## Problem to work on
Using the data below, tally the lines that include the string "legend". Only the number is wanted.

____________

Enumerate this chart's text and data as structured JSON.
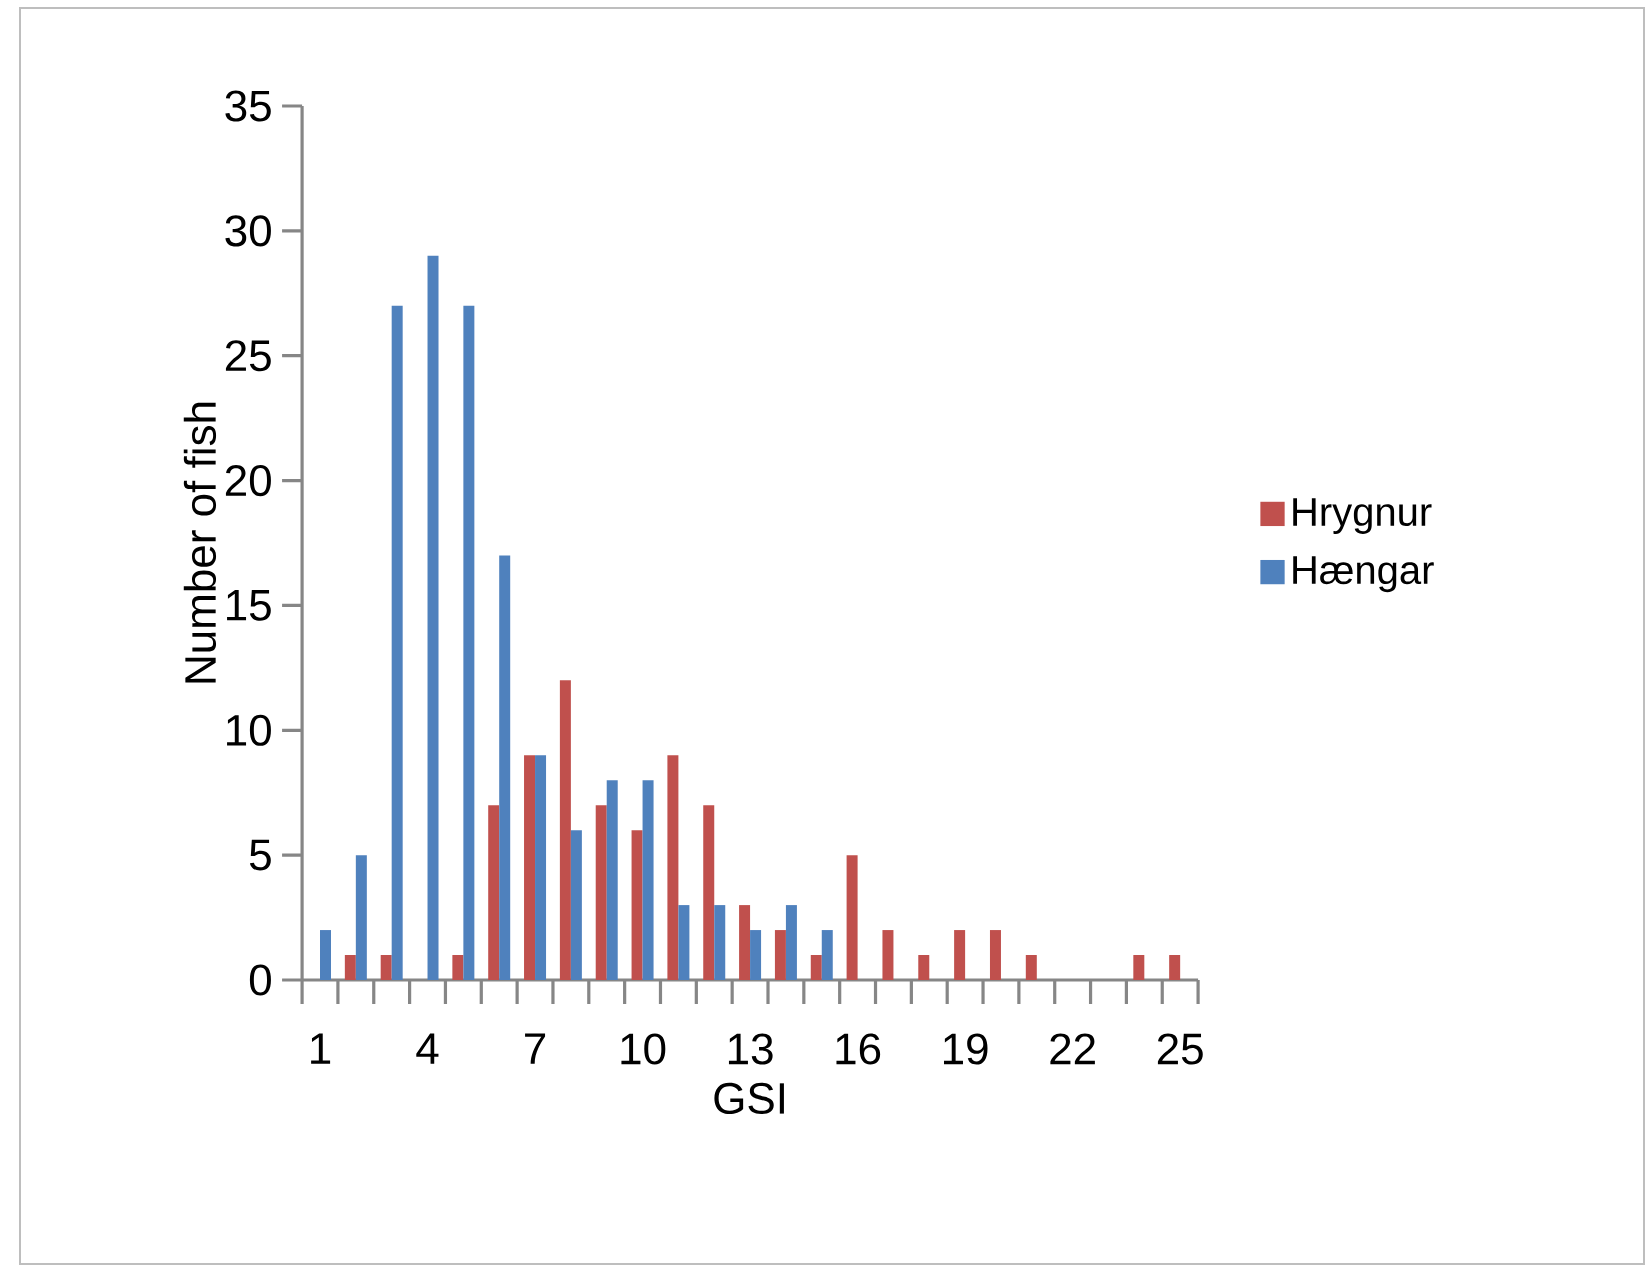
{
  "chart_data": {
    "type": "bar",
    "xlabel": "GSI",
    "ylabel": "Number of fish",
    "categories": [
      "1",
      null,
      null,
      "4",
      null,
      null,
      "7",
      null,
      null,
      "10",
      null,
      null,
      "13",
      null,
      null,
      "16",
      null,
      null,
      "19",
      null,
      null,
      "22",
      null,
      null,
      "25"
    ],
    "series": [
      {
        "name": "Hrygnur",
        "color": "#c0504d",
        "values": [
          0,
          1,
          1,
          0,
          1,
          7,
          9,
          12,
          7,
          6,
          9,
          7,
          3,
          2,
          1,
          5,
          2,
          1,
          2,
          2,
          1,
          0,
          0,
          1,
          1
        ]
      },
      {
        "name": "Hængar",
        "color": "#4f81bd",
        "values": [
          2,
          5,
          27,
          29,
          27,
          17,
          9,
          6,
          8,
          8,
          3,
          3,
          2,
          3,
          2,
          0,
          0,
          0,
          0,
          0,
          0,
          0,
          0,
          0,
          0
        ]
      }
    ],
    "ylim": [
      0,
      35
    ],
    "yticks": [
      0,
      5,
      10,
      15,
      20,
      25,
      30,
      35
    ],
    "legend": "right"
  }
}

____________

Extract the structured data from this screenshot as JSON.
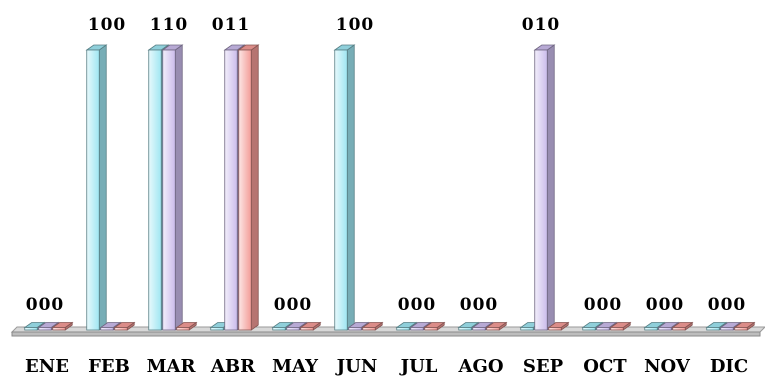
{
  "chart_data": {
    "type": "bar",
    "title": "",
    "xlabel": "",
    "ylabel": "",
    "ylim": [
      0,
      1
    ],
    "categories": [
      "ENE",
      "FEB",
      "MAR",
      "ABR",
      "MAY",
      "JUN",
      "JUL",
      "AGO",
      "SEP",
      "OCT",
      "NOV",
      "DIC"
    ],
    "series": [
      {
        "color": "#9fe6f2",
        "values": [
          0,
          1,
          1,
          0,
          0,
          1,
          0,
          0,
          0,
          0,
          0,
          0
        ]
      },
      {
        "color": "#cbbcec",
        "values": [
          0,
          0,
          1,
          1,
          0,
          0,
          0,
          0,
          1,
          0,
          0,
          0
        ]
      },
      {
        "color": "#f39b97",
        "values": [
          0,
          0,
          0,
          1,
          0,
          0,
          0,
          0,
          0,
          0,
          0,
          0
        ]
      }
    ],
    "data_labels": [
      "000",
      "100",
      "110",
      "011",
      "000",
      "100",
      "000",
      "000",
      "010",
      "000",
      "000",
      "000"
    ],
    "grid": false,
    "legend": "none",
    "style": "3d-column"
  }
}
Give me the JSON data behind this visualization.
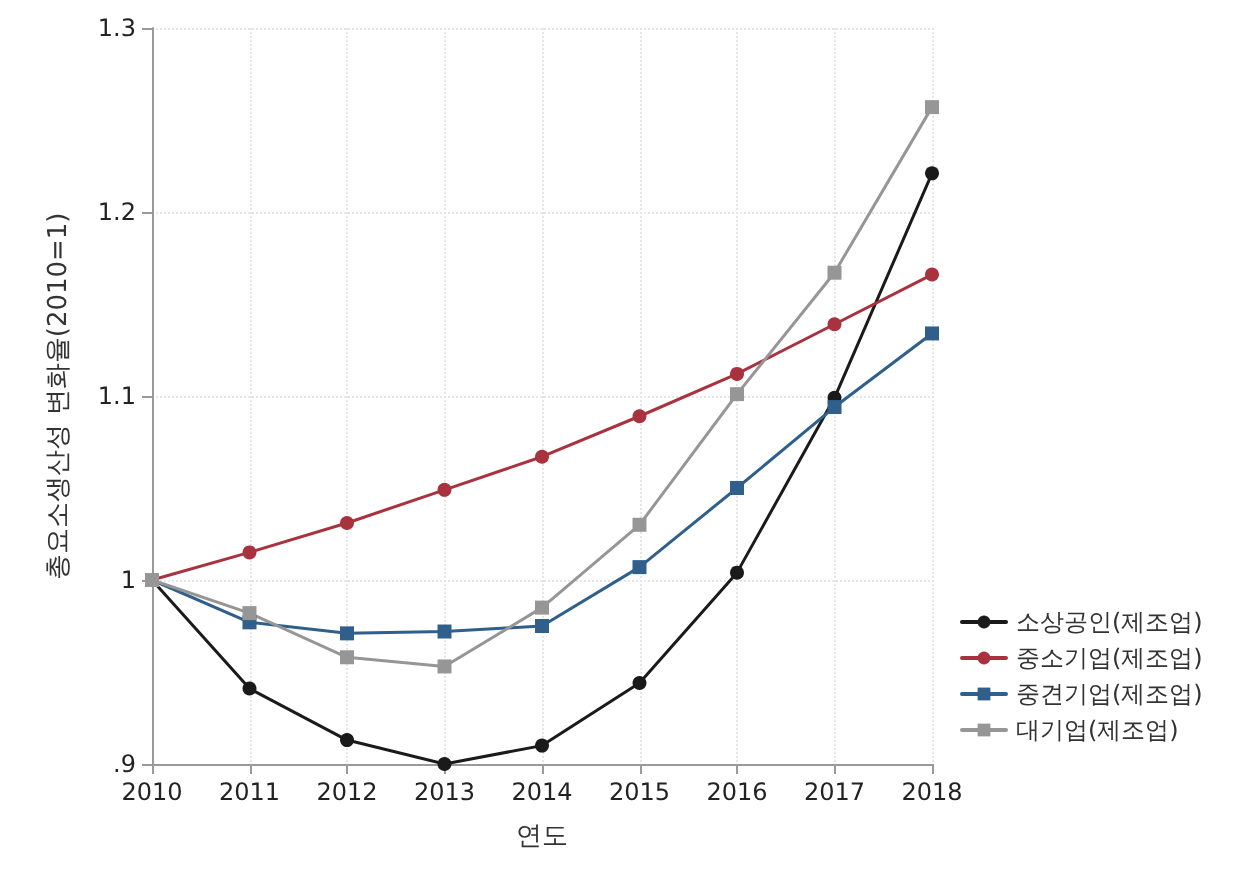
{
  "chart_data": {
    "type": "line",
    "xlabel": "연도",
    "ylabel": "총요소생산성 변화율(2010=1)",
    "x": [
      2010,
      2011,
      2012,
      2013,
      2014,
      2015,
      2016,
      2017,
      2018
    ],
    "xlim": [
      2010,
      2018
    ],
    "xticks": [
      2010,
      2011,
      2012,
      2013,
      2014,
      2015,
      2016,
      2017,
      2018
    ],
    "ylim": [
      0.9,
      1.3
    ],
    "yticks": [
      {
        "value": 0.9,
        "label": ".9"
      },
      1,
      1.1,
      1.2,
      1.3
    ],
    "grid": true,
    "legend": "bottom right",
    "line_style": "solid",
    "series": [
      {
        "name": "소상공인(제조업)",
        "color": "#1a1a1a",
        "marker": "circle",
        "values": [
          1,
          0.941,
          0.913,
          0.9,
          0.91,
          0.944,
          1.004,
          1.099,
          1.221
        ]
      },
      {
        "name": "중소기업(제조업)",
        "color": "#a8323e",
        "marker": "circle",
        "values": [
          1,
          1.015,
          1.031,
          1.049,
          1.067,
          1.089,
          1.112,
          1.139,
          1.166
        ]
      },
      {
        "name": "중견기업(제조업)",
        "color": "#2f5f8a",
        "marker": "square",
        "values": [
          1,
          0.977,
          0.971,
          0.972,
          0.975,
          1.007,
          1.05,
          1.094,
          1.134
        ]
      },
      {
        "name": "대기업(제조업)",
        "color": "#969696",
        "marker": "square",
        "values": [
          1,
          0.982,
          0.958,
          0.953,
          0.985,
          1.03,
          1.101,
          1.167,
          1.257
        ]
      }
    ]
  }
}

____________

## Output for this exercise
3